* THE REQUEST: Check each line for the string "color" and give only the count of lines that have it.

(Entries taken from a collection)

________

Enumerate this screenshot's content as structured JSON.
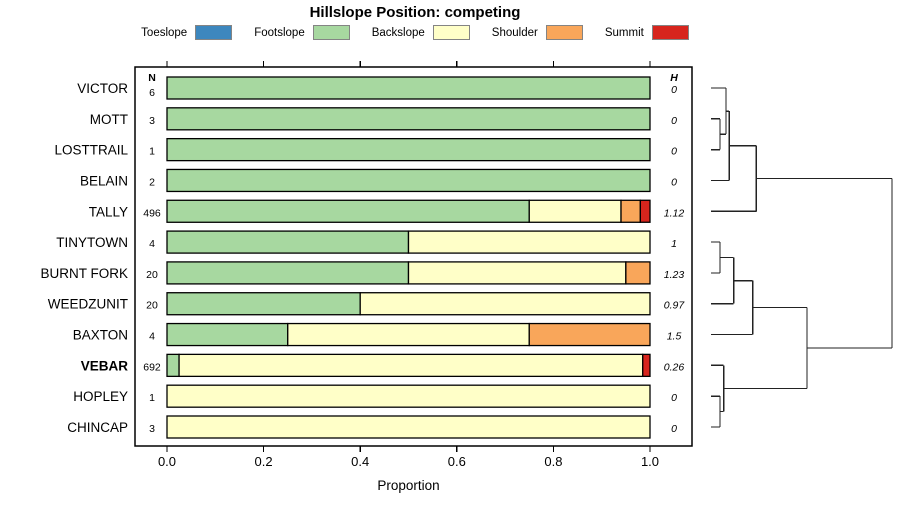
{
  "title": "Hillslope Position: competing",
  "legend": [
    {
      "label": "Toeslope",
      "color": "#3d87be"
    },
    {
      "label": "Footslope",
      "color": "#a7d8a0"
    },
    {
      "label": "Backslope",
      "color": "#ffffc8"
    },
    {
      "label": "Shoulder",
      "color": "#f9a65a"
    },
    {
      "label": "Summit",
      "color": "#d7251d"
    }
  ],
  "chart_data": {
    "type": "bar",
    "stacked": true,
    "orientation": "horizontal",
    "xlabel": "Proportion",
    "xlim": [
      0,
      1
    ],
    "xticks": [
      0,
      0.2,
      0.4,
      0.6,
      0.8,
      1.0
    ],
    "xtick_labels": [
      "0.0",
      "0.2",
      "0.4",
      "0.6",
      "0.8",
      "1.0"
    ],
    "n_column_header": "N",
    "h_column_header": "H",
    "categories": [
      {
        "label": "VICTOR",
        "n": "6",
        "h": "0",
        "bold": false
      },
      {
        "label": "MOTT",
        "n": "3",
        "h": "0",
        "bold": false
      },
      {
        "label": "LOSTTRAIL",
        "n": "1",
        "h": "0",
        "bold": false
      },
      {
        "label": "BELAIN",
        "n": "2",
        "h": "0",
        "bold": false
      },
      {
        "label": "TALLY",
        "n": "496",
        "h": "1.12",
        "bold": false
      },
      {
        "label": "TINYTOWN",
        "n": "4",
        "h": "1",
        "bold": false
      },
      {
        "label": "BURNT FORK",
        "n": "20",
        "h": "1.23",
        "bold": false
      },
      {
        "label": "WEEDZUNIT",
        "n": "20",
        "h": "0.97",
        "bold": false
      },
      {
        "label": "BAXTON",
        "n": "4",
        "h": "1.5",
        "bold": false
      },
      {
        "label": "VEBAR",
        "n": "692",
        "h": "0.26",
        "bold": true
      },
      {
        "label": "HOPLEY",
        "n": "1",
        "h": "0",
        "bold": false
      },
      {
        "label": "CHINCAP",
        "n": "3",
        "h": "0",
        "bold": false
      }
    ],
    "series": [
      {
        "name": "Toeslope",
        "color": "#3d87be",
        "values": [
          0,
          0,
          0,
          0,
          0,
          0,
          0,
          0,
          0,
          0,
          0,
          0
        ]
      },
      {
        "name": "Footslope",
        "color": "#a7d8a0",
        "values": [
          1,
          1,
          1,
          1,
          0.75,
          0.5,
          0.5,
          0.4,
          0.25,
          0.025,
          0,
          0
        ]
      },
      {
        "name": "Backslope",
        "color": "#ffffc8",
        "values": [
          0,
          0,
          0,
          0,
          0.19,
          0.5,
          0.45,
          0.6,
          0.5,
          0.96,
          1,
          1
        ]
      },
      {
        "name": "Shoulder",
        "color": "#f9a65a",
        "values": [
          0,
          0,
          0,
          0,
          0.04,
          0,
          0.05,
          0,
          0.25,
          0,
          0,
          0
        ]
      },
      {
        "name": "Summit",
        "color": "#d7251d",
        "values": [
          0,
          0,
          0,
          0,
          0.02,
          0,
          0,
          0,
          0,
          0.015,
          0,
          0
        ]
      }
    ]
  },
  "dendrogram": {
    "h": 1,
    "children": [
      {
        "h": 0.25,
        "children": [
          {
            "h": 0.1,
            "children": [
              {
                "h": 0.083,
                "children": [
                  {
                    "leaf": "VICTOR"
                  },
                  {
                    "h": 0.05,
                    "children": [
                      {
                        "leaf": "MOTT"
                      },
                      {
                        "leaf": "LOSTTRAIL"
                      }
                    ]
                  }
                ]
              },
              {
                "leaf": "BELAIN"
              }
            ]
          },
          {
            "leaf": "TALLY"
          }
        ]
      },
      {
        "h": 0.53,
        "children": [
          {
            "h": 0.23,
            "children": [
              {
                "h": 0.125,
                "children": [
                  {
                    "h": 0.05,
                    "children": [
                      {
                        "leaf": "TINYTOWN"
                      },
                      {
                        "leaf": "BURNT FORK"
                      }
                    ]
                  },
                  {
                    "leaf": "WEEDZUNIT"
                  }
                ]
              },
              {
                "leaf": "BAXTON"
              }
            ]
          },
          {
            "h": 0.07,
            "children": [
              {
                "leaf": "VEBAR"
              },
              {
                "h": 0.05,
                "children": [
                  {
                    "leaf": "HOPLEY"
                  },
                  {
                    "leaf": "CHINCAP"
                  }
                ]
              }
            ]
          }
        ]
      }
    ]
  }
}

________

* IN RESPONSE: 10